■ WRITTEN EXERCISE: Whenever a line below holds the word "Canada", copy that line.

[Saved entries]
======

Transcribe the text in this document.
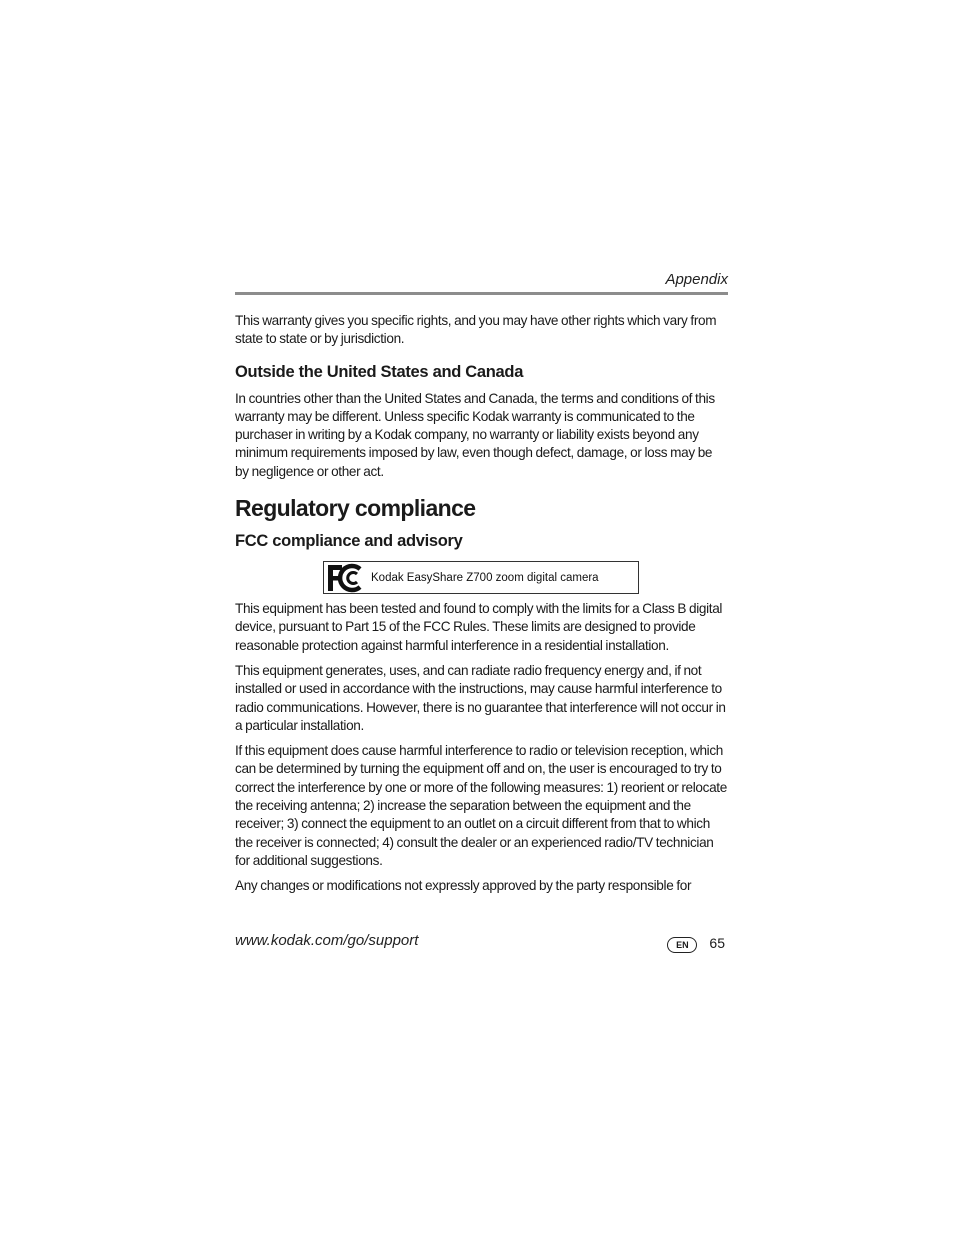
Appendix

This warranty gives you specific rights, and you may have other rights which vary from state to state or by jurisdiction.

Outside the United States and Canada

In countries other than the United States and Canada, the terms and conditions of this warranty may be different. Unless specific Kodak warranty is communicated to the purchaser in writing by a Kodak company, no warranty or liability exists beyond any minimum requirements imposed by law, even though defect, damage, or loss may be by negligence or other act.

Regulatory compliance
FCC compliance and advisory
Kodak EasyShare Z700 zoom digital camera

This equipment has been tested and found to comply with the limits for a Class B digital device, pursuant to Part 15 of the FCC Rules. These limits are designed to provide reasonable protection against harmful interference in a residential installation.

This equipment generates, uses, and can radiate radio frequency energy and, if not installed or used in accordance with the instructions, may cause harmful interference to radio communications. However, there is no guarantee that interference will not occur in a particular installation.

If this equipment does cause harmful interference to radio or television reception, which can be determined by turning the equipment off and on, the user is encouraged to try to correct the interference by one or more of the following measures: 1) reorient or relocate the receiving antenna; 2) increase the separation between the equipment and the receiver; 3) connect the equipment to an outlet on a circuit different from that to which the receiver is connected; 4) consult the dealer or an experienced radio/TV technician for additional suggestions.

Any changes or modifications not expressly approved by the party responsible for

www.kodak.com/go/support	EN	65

======

■ OUTPUT BELOW:
Outside the United States and Canada
In countries other than the United States and Canada, the terms and conditions of this warranty may be different. Unless specific Kodak warranty is communicated to the purchaser in writing by a Kodak company, no warranty or liability exists beyond any minimum requirements imposed by law, even though defect, damage, or loss may be by negligence or other act.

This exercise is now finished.